Copy out every line that contains the word "diamond".

++++ Extracted entries

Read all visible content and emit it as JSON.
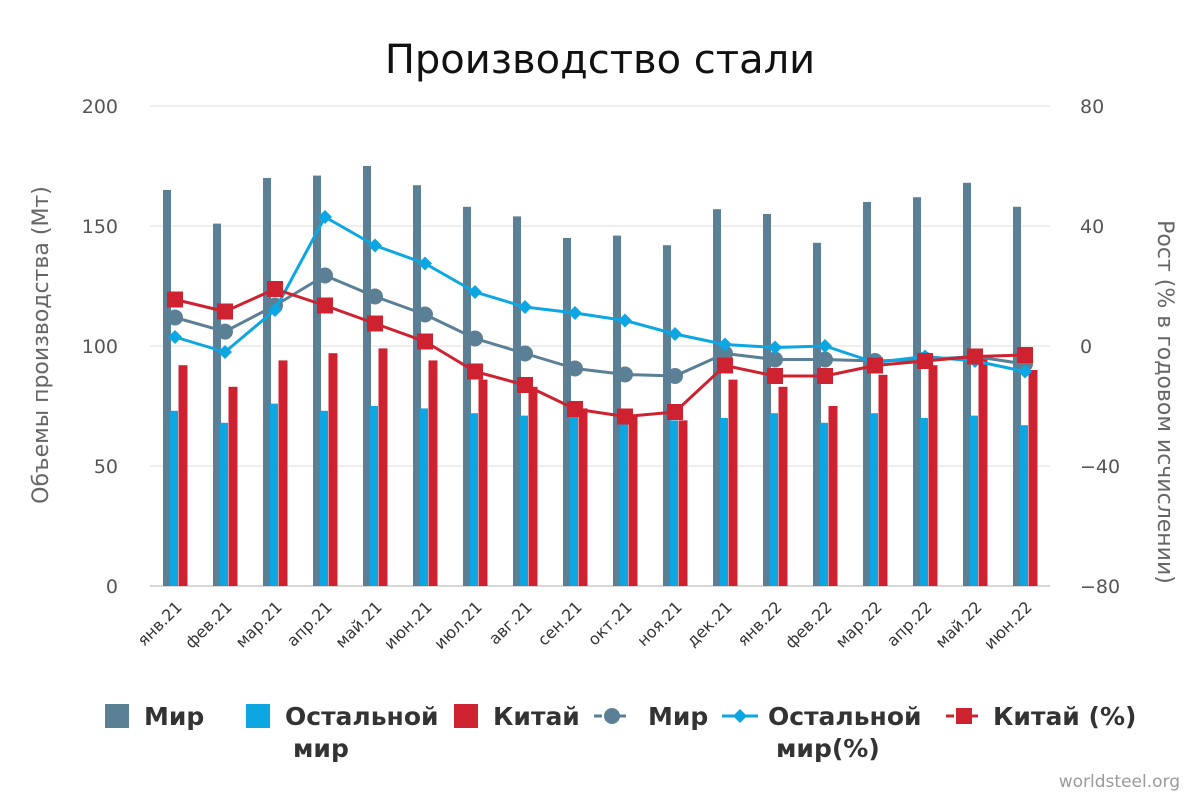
{
  "chart_data": {
    "type": "bar",
    "title": "Производство стали",
    "ylabel": "Объемы производства (Мт)",
    "y2label": "Рост (% в годовом исчислении)",
    "ylim": [
      0,
      200
    ],
    "y2lim": [
      -80,
      80
    ],
    "yticks": [
      "0",
      "50",
      "100",
      "150",
      "200"
    ],
    "y2ticks": [
      "−80",
      "−40",
      "0",
      "40",
      "80"
    ],
    "categories": [
      "янв.21",
      "фев.21",
      "мар.21",
      "апр.21",
      "май.21",
      "июн.21",
      "июл.21",
      "авг.21",
      "сен.21",
      "окт.21",
      "ноя.21",
      "дек.21",
      "янв.22",
      "фев.22",
      "мар.22",
      "апр.22",
      "май.22",
      "июн.22"
    ],
    "series": [
      {
        "name": "Мир",
        "kind": "bar",
        "axis": "left",
        "color": "#5b7f95",
        "values": [
          165,
          151,
          170,
          171,
          175,
          167,
          158,
          154,
          145,
          146,
          142,
          157,
          155,
          143,
          160,
          162,
          168,
          158
        ]
      },
      {
        "name": "Остальной мир",
        "kind": "bar",
        "axis": "left",
        "color": "#0ca7e3",
        "values": [
          73,
          68,
          76,
          73,
          75,
          74,
          72,
          71,
          71,
          70,
          69,
          70,
          72,
          68,
          72,
          70,
          71,
          67
        ]
      },
      {
        "name": "Китай",
        "kind": "bar",
        "axis": "left",
        "color": "#cf2230",
        "values": [
          92,
          83,
          94,
          97,
          99,
          94,
          86,
          83,
          74,
          71,
          69,
          86,
          83,
          75,
          88,
          92,
          96,
          90
        ]
      },
      {
        "name": "Мир",
        "kind": "line",
        "marker": "circle",
        "axis": "right",
        "color": "#5b7f95",
        "values": [
          9.5,
          4.8,
          13.5,
          23.5,
          16.5,
          10.5,
          2.5,
          -2.5,
          -7.5,
          -9.5,
          -10,
          -2.5,
          -4.5,
          -4.5,
          -5,
          -4.5,
          -3.5,
          -6
        ]
      },
      {
        "name": "Остальной мир(%)",
        "kind": "line",
        "marker": "diamond",
        "axis": "right",
        "color": "#0ca7e3",
        "values": [
          3,
          -2,
          12,
          43,
          33.5,
          27.5,
          18,
          13,
          11,
          8.5,
          4,
          0.5,
          -0.5,
          0,
          -5.5,
          -3.5,
          -5,
          -8.5
        ]
      },
      {
        "name": "Китай (%)",
        "kind": "line",
        "marker": "square",
        "axis": "right",
        "color": "#cf2230",
        "values": [
          15.5,
          11.5,
          19,
          13.5,
          7.5,
          1.5,
          -8.5,
          -13,
          -21,
          -23.5,
          -22,
          -6.5,
          -10,
          -10,
          -6.5,
          -5,
          -3.5,
          -3
        ]
      }
    ],
    "legend": {
      "position": "bottom",
      "items": [
        {
          "label_lines": [
            "Мир"
          ],
          "color": "#5b7f95",
          "marker": "box"
        },
        {
          "label_lines": [
            "Остальной",
            "мир"
          ],
          "color": "#0ca7e3",
          "marker": "box"
        },
        {
          "label_lines": [
            "Китай"
          ],
          "color": "#cf2230",
          "marker": "box"
        },
        {
          "label_lines": [
            "Мир"
          ],
          "color": "#5b7f95",
          "marker": "line-circle"
        },
        {
          "label_lines": [
            "Остальной",
            "мир(%)"
          ],
          "color": "#0ca7e3",
          "marker": "line-diamond"
        },
        {
          "label_lines": [
            "Китай (%)"
          ],
          "color": "#cf2230",
          "marker": "line-square"
        }
      ]
    },
    "grid": true,
    "source": "worldsteel.org"
  }
}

++++++++

Answer to the task:
        "marker": "diamond",
          "marker": "line-diamond"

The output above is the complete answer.